Begin

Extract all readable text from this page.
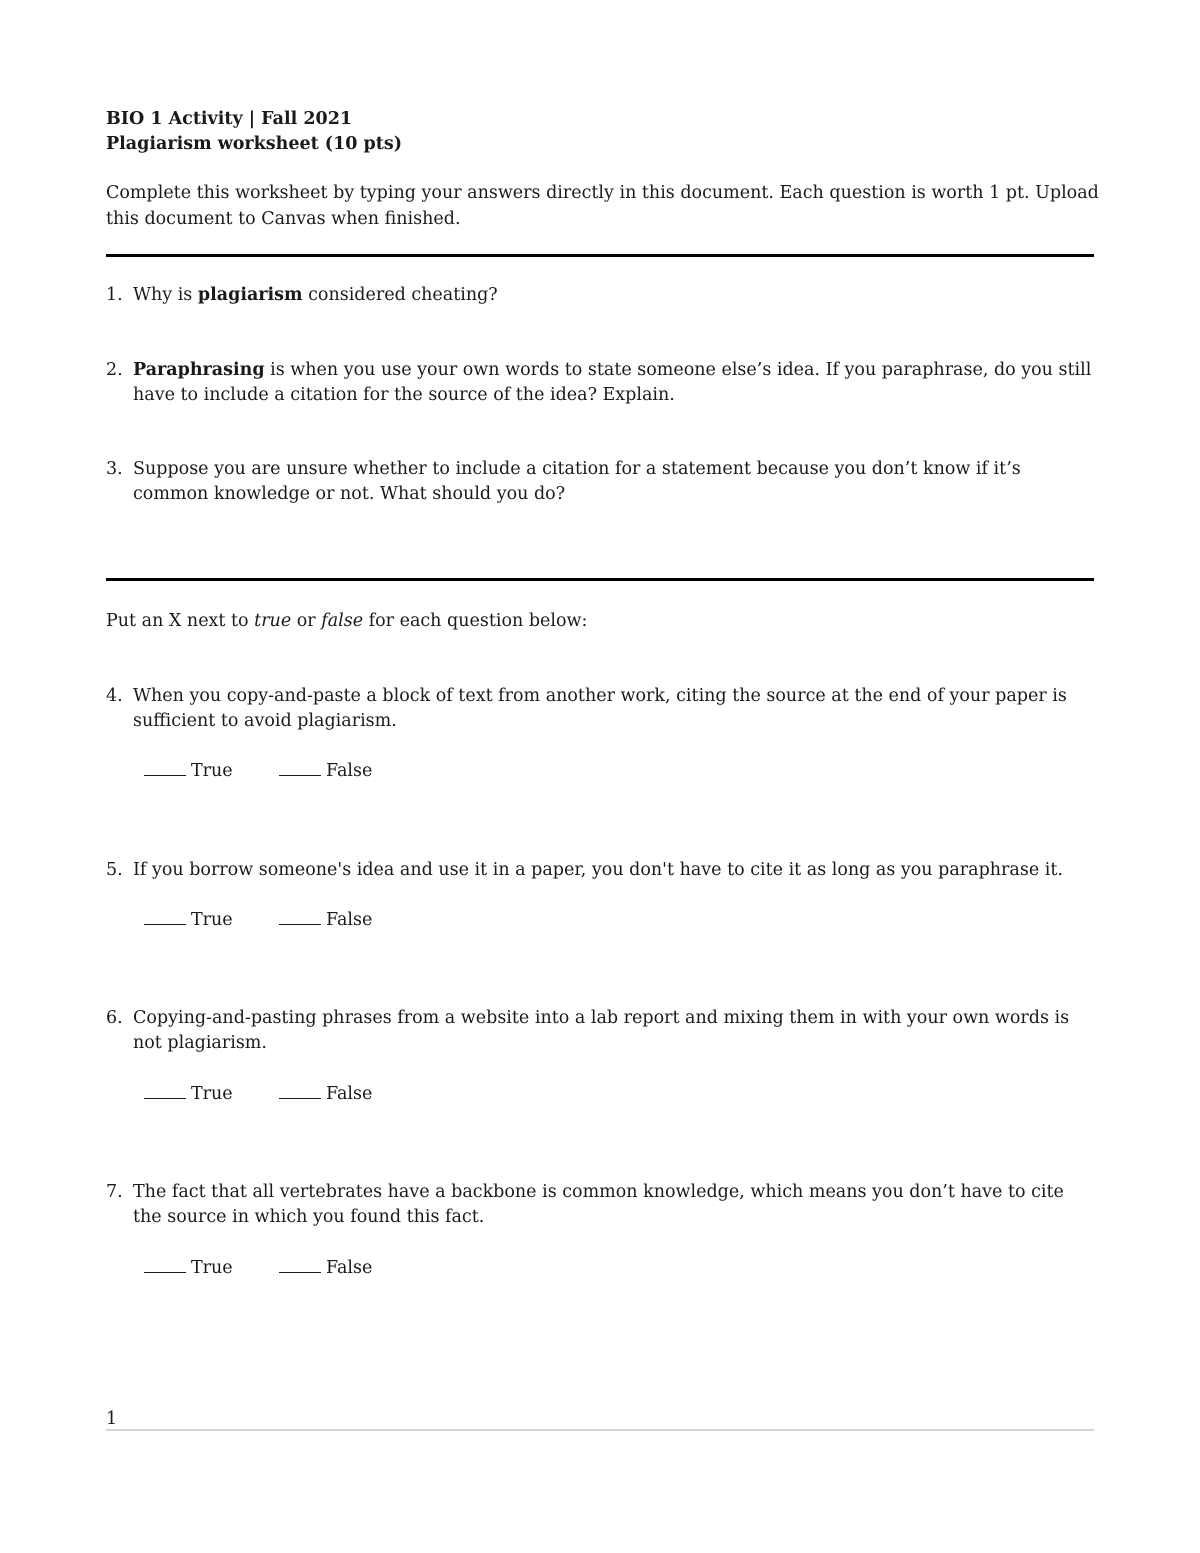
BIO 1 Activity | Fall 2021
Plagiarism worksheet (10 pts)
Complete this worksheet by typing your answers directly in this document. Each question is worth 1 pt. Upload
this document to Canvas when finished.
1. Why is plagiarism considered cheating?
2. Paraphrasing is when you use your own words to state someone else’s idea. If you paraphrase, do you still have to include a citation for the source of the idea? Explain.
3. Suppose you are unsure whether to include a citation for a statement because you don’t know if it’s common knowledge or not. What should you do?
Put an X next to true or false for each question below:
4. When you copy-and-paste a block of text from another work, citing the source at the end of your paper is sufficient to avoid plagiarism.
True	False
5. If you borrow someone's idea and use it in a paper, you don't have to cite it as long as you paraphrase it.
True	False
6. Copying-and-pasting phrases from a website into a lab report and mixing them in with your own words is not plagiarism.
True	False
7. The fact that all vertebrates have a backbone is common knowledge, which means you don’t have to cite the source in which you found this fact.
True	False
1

End

Output the lines above in full and exactly as given, omitting any pictures.

Task response:
Extract all readable text from this page.
BIO 1 Activity | Fall 2021
Plagiarism worksheet (10 pts)
Complete this worksheet by typing your answers directly in this document. Each question is worth 1 pt. Upload
this document to Canvas when finished.
1. Why is plagiarism considered cheating?
2. Paraphrasing is when you use your own words to state someone else’s idea. If you paraphrase, do you still have to include a citation for the source of the idea? Explain.
3. Suppose you are unsure whether to include a citation for a statement because you don’t know if it’s common knowledge or not. What should you do?
Put an X next to true or false for each question below:
4. When you copy-and-paste a block of text from another work, citing the source at the end of your paper is sufficient to avoid plagiarism.
True	False
5. If you borrow someone's idea and use it in a paper, you don't have to cite it as long as you paraphrase it.
True	False
6. Copying-and-pasting phrases from a website into a lab report and mixing them in with your own words is not plagiarism.
True	False
7. The fact that all vertebrates have a backbone is common knowledge, which means you don’t have to cite the source in which you found this fact.
True	False
1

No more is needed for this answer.